Data records:
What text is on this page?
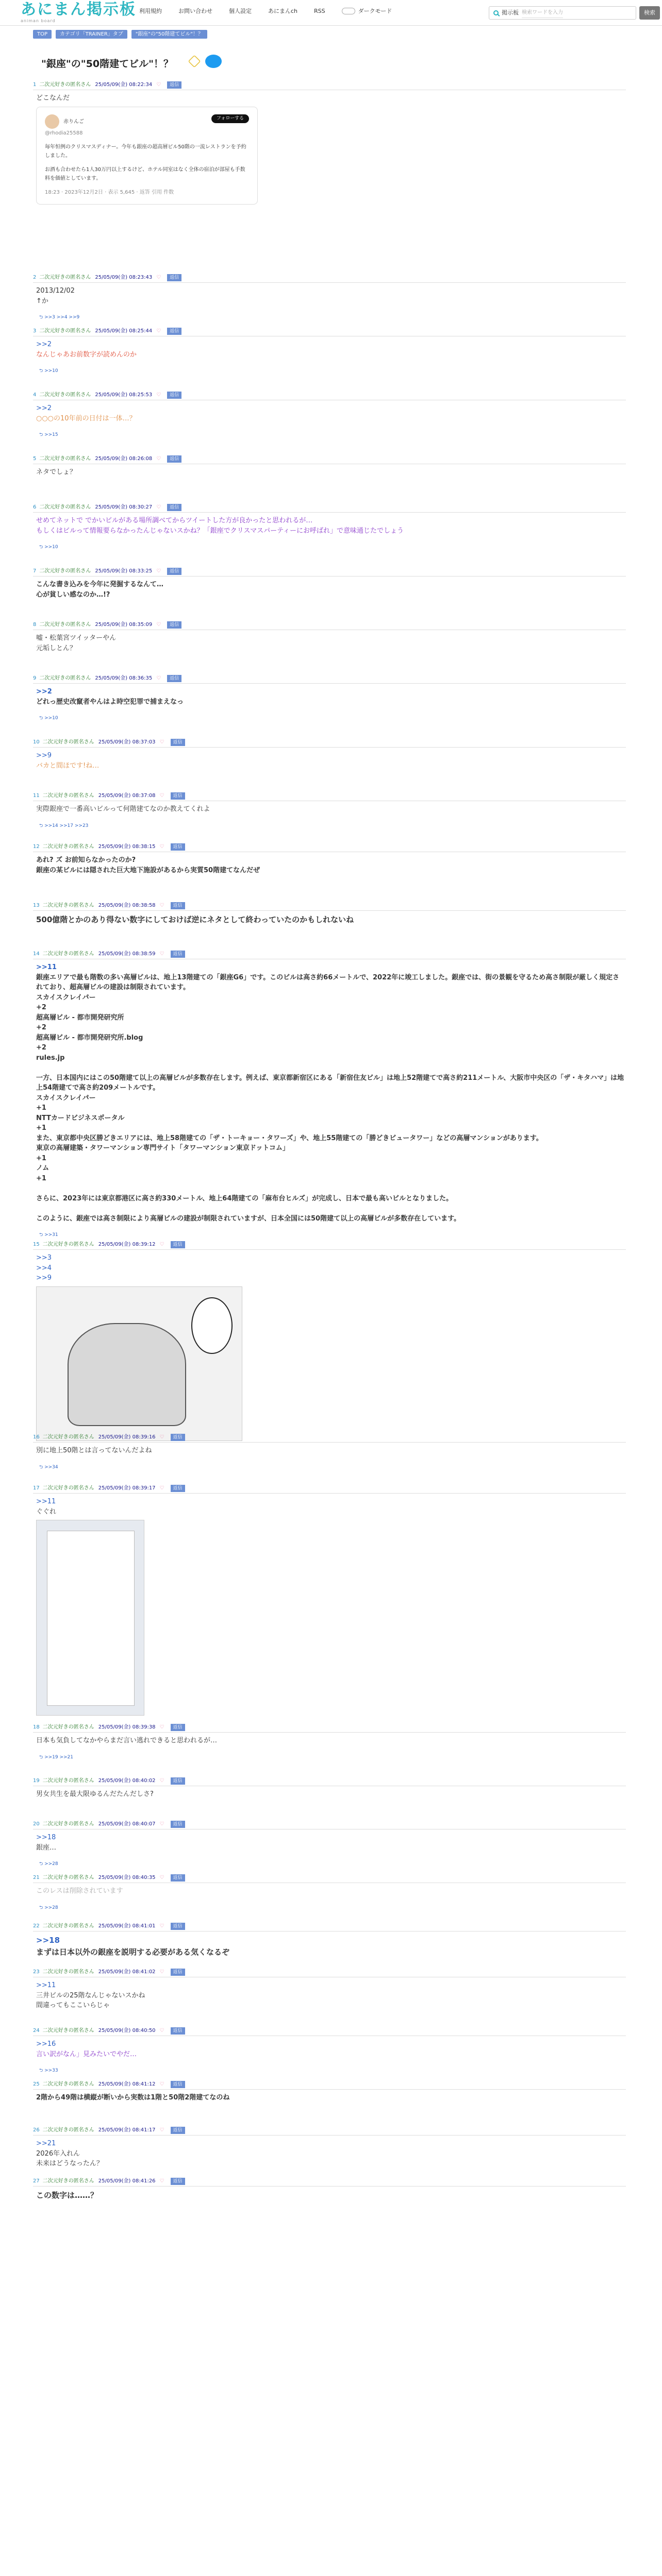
あにまん掲示板
animan board
利用規約	お問い合わせ	個人設定	あにまんch	RSS	ダークモード	掲示板 検索ワードを入力	検索
TOP	カテゴリ「TRAINER」タブ	"銀座"の"50階建てビル"！？
"銀座"の"50階建てビル"！？
1 二次元好きの匿名さん 25/05/09(金) 08:22:34 ♡ 返信

どこなんだ

赤りんご
フォローする
@rhodia25588

毎年恒例のクリスマスディナー。今年も銀座の超高層ビル50階の一流レストランを予約しました。

お酒も合わせたら1人30万円以上するけど、ホテル同室はなく全体の宿泊が部屋も手数料を価値としています。

18:23 · 2023年12月2日 · 表示 5,645 · 返答 引用 件数

2 二次元好きの匿名さん 25/05/09(金) 08:23:43 ♡ 返信

2013/12/02

↑か

⮌ >>3 >>4 >>9
3 二次元好きの匿名さん 25/05/09(金) 08:25:44 ♡ 返信

>>2

なんじゃあお前数字が読めんのか

⮌ >>10
4 二次元好きの匿名さん 25/05/09(金) 08:25:53 ♡ 返信

>>2

○○○の10年前の日付は一体…？

⮌ >>15
5 二次元好きの匿名さん 25/05/09(金) 08:26:08 ♡ 返信

ネタでしょ？

6 二次元好きの匿名さん 25/05/09(金) 08:30:27 ♡ 返信

せめてネットで でかいビルがある場所調べてからツイートした方が良かったと思われるが…

もしくはビルって情報要らなかったんじゃないスかね？「銀座でクリスマスパーティーにお呼ばれ」で意味通じたでしょう

⮌ >>10
7 二次元好きの匿名さん 25/05/09(金) 08:33:25 ♡ 返信

こんな書き込みを今年に発掘するなんて…

心が貧しい感なのか…!?

8 二次元好きの匿名さん 25/05/09(金) 08:35:09 ♡ 返信

嘘・松葉宮ツイッターやん

元垢しとん？

9 二次元好きの匿名さん 25/05/09(金) 08:36:35 ♡ 返信

>>2

どれっ歴史改竄者やんはよ時空犯罪で捕まえなっ

⮌ >>10
10 二次元好きの匿名さん 25/05/09(金) 08:37:03 ♡ 返信

>>9

バカと間ほです!ね…

11 二次元好きの匿名さん 25/05/09(金) 08:37:08 ♡ 返信

実際銀座で一番高いビルって何階建てなのか教えてくれよ

⮌ >>14 >>17 >>23
12 二次元好きの匿名さん 25/05/09(金) 08:38:15 ♡ 返信

あれ? ズ お前知らなかったのか?

銀座の某ビルには隠された巨大地下施設があるから実質50階建てなんだぜ

13 二次元好きの匿名さん 25/05/09(金) 08:38:58 ♡ 返信

500億階とかのあり得ない数字にしておけば逆にネタとして終わっていたのかもしれないね

14 二次元好きの匿名さん 25/05/09(金) 08:38:59 ♡ 返信

>>11

銀座エリアで最も階数の多い高層ビルは、地上13階建ての「銀座G6」です。このビルは高さ約66メートルで、2022年に竣工しました。銀座では、街の景観を守るため高さ制限が厳しく規定されており、超高層ビルの建設は制限されています。

スカイスクレイパー

+2

超高層ビル - 都市開発研究所

+2

超高層ビル - 都市開発研究所.blog

+2

rules.jp

一方、日本国内にはこの50階建て以上の高層ビルが多数存在します。例えば、東京都新宿区にある「新宿住友ビル」は地上52階建てで高さ約211メートル、大阪市中央区の「ザ・キタハマ」は地上54階建てで高さ約209メートルです。

スカイスクレイパー

+1

NTTカードビジネスポータル

+1

また、東京都中央区勝どきエリアには、地上58階建ての「ザ・トーキョー・タワーズ」や、地上55階建ての「勝どきビュータワー」などの高層マンションがあります。

東京の高層建築・タワーマンション専門サイト「タワーマンション東京ドットコム」

+1

ノム

+1

さらに、2023年には東京都港区に高さ約330メートル、地上64階建ての「麻布台ヒルズ」が完成し、日本で最も高いビルとなりました。

このように、銀座では高さ制限により高層ビルの建設が制限されていますが、日本全国には50階建て以上の高層ビルが多数存在しています。

⮌ >>31
15 二次元好きの匿名さん 25/05/09(金) 08:39:12 ♡ 返信

>>3

>>4

>>9

16 二次元好きの匿名さん 25/05/09(金) 08:39:16 ♡ 返信

別に地上50階とは言ってないんだよね

⮌ >>34
17 二次元好きの匿名さん 25/05/09(金) 08:39:17 ♡ 返信

>>11

ぐぐれ

18 二次元好きの匿名さん 25/05/09(金) 08:39:38 ♡ 返信

日本も気負してなかやらまだ言い逃れできると思われるが…

⮌ >>19 >>21
19 二次元好きの匿名さん 25/05/09(金) 08:40:02 ♡ 返信

男女共生を最大限ゆるんだたんだしさ?

20 二次元好きの匿名さん 25/05/09(金) 08:40:07 ♡ 返信

>>18

銀座…

⮌ >>28
21 二次元好きの匿名さん 25/05/09(金) 08:40:35 ♡ 返信

このレスは削除されています

⮌ >>28
22 二次元好きの匿名さん 25/05/09(金) 08:41:01 ♡ 返信

>>18

まずは日本以外の銀座を説明する必要がある気くなるぞ

23 二次元好きの匿名さん 25/05/09(金) 08:41:02 ♡ 返信

>>11

三井ビルの25階なんじゃないスかね

間違ってもここいらじゃ

24 二次元好きの匿名さん 25/05/09(金) 08:40:50 ♡ 返信

>>16

言い訳がなん」見みたいでやだ…

⮌ >>33
25 二次元好きの匿名さん 25/05/09(金) 08:41:12 ♡ 返信

2階から49階は横縦が断いから実数は1階と50階2階建てなのね

26 二次元好きの匿名さん 25/05/09(金) 08:41:17 ♡ 返信

>>21

2026年入れん

未来はどうなったん？

27 二次元好きの匿名さん 25/05/09(金) 08:41:26 ♡ 返信

この数字は……？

What this task involves:
Every entry above needs to be retyped exactly; drop the pictures.

Result below:
What text is on this page?
あにまん掲示板
animan board
利用規約	お問い合わせ	個人設定	あにまんch	RSS	ダークモード	掲示板 検索ワードを入力	検索
TOP	カテゴリ「TRAINER」タブ	"銀座"の"50階建てビル"！？
"銀座"の"50階建てビル"！？
1 二次元好きの匿名さん 25/05/09(金) 08:22:34 ♡ 返信

どこなんだ

赤りんご
フォローする
@rhodia25588

毎年恒例のクリスマスディナー。今年も銀座の超高層ビル50階の一流レストランを予約しました。

お酒も合わせたら1人30万円以上するけど、ホテル同室はなく全体の宿泊が部屋も手数料を価値としています。

18:23 · 2023年12月2日 · 表示 5,645 · 返答 引用 件数

2 二次元好きの匿名さん 25/05/09(金) 08:23:43 ♡ 返信

2013/12/02

↑か

⮌ >>3 >>4 >>9
3 二次元好きの匿名さん 25/05/09(金) 08:25:44 ♡ 返信

>>2

なんじゃあお前数字が読めんのか

⮌ >>10
4 二次元好きの匿名さん 25/05/09(金) 08:25:53 ♡ 返信

>>2

○○○の10年前の日付は一体…？

⮌ >>15
5 二次元好きの匿名さん 25/05/09(金) 08:26:08 ♡ 返信

ネタでしょ？

6 二次元好きの匿名さん 25/05/09(金) 08:30:27 ♡ 返信

せめてネットで でかいビルがある場所調べてからツイートした方が良かったと思われるが…

もしくはビルって情報要らなかったんじゃないスかね？「銀座でクリスマスパーティーにお呼ばれ」で意味通じたでしょう

⮌ >>10
7 二次元好きの匿名さん 25/05/09(金) 08:33:25 ♡ 返信

こんな書き込みを今年に発掘するなんて…

心が貧しい感なのか…!?

8 二次元好きの匿名さん 25/05/09(金) 08:35:09 ♡ 返信

嘘・松葉宮ツイッターやん

元垢しとん？

9 二次元好きの匿名さん 25/05/09(金) 08:36:35 ♡ 返信

>>2

どれっ歴史改竄者やんはよ時空犯罪で捕まえなっ

⮌ >>10
10 二次元好きの匿名さん 25/05/09(金) 08:37:03 ♡ 返信

>>9

バカと間ほです!ね…

11 二次元好きの匿名さん 25/05/09(金) 08:37:08 ♡ 返信

実際銀座で一番高いビルって何階建てなのか教えてくれよ

⮌ >>14 >>17 >>23
12 二次元好きの匿名さん 25/05/09(金) 08:38:15 ♡ 返信

あれ? ズ お前知らなかったのか?

銀座の某ビルには隠された巨大地下施設があるから実質50階建てなんだぜ

13 二次元好きの匿名さん 25/05/09(金) 08:38:58 ♡ 返信

500億階とかのあり得ない数字にしておけば逆にネタとして終わっていたのかもしれないね

14 二次元好きの匿名さん 25/05/09(金) 08:38:59 ♡ 返信

>>11

銀座エリアで最も階数の多い高層ビルは、地上13階建ての「銀座G6」です。このビルは高さ約66メートルで、2022年に竣工しました。銀座では、街の景観を守るため高さ制限が厳しく規定されており、超高層ビルの建設は制限されています。

スカイスクレイパー

+2

超高層ビル - 都市開発研究所

+2

超高層ビル - 都市開発研究所.blog

+2

rules.jp

一方、日本国内にはこの50階建て以上の高層ビルが多数存在します。例えば、東京都新宿区にある「新宿住友ビル」は地上52階建てで高さ約211メートル、大阪市中央区の「ザ・キタハマ」は地上54階建てで高さ約209メートルです。

スカイスクレイパー

+1

NTTカードビジネスポータル

+1

また、東京都中央区勝どきエリアには、地上58階建ての「ザ・トーキョー・タワーズ」や、地上55階建ての「勝どきビュータワー」などの高層マンションがあります。

東京の高層建築・タワーマンション専門サイト「タワーマンション東京ドットコム」

+1

ノム

+1

さらに、2023年には東京都港区に高さ約330メートル、地上64階建ての「麻布台ヒルズ」が完成し、日本で最も高いビルとなりました。

このように、銀座では高さ制限により高層ビルの建設が制限されていますが、日本全国には50階建て以上の高層ビルが多数存在しています。

⮌ >>31
15 二次元好きの匿名さん 25/05/09(金) 08:39:12 ♡ 返信

>>3

>>4

>>9

16 二次元好きの匿名さん 25/05/09(金) 08:39:16 ♡ 返信

別に地上50階とは言ってないんだよね

⮌ >>34
17 二次元好きの匿名さん 25/05/09(金) 08:39:17 ♡ 返信

>>11

ぐぐれ

18 二次元好きの匿名さん 25/05/09(金) 08:39:38 ♡ 返信

日本も気負してなかやらまだ言い逃れできると思われるが…

⮌ >>19 >>21
19 二次元好きの匿名さん 25/05/09(金) 08:40:02 ♡ 返信

男女共生を最大限ゆるんだたんだしさ?

20 二次元好きの匿名さん 25/05/09(金) 08:40:07 ♡ 返信

>>18

銀座…

⮌ >>28
21 二次元好きの匿名さん 25/05/09(金) 08:40:35 ♡ 返信

このレスは削除されています

⮌ >>28
22 二次元好きの匿名さん 25/05/09(金) 08:41:01 ♡ 返信

>>18

まずは日本以外の銀座を説明する必要がある気くなるぞ

23 二次元好きの匿名さん 25/05/09(金) 08:41:02 ♡ 返信

>>11

三井ビルの25階なんじゃないスかね

間違ってもここいらじゃ

24 二次元好きの匿名さん 25/05/09(金) 08:40:50 ♡ 返信

>>16

言い訳がなん」見みたいでやだ…

⮌ >>33
25 二次元好きの匿名さん 25/05/09(金) 08:41:12 ♡ 返信

2階から49階は横縦が断いから実数は1階と50階2階建てなのね

26 二次元好きの匿名さん 25/05/09(金) 08:41:17 ♡ 返信

>>21

2026年入れん

未来はどうなったん？

27 二次元好きの匿名さん 25/05/09(金) 08:41:26 ♡ 返信

この数字は……？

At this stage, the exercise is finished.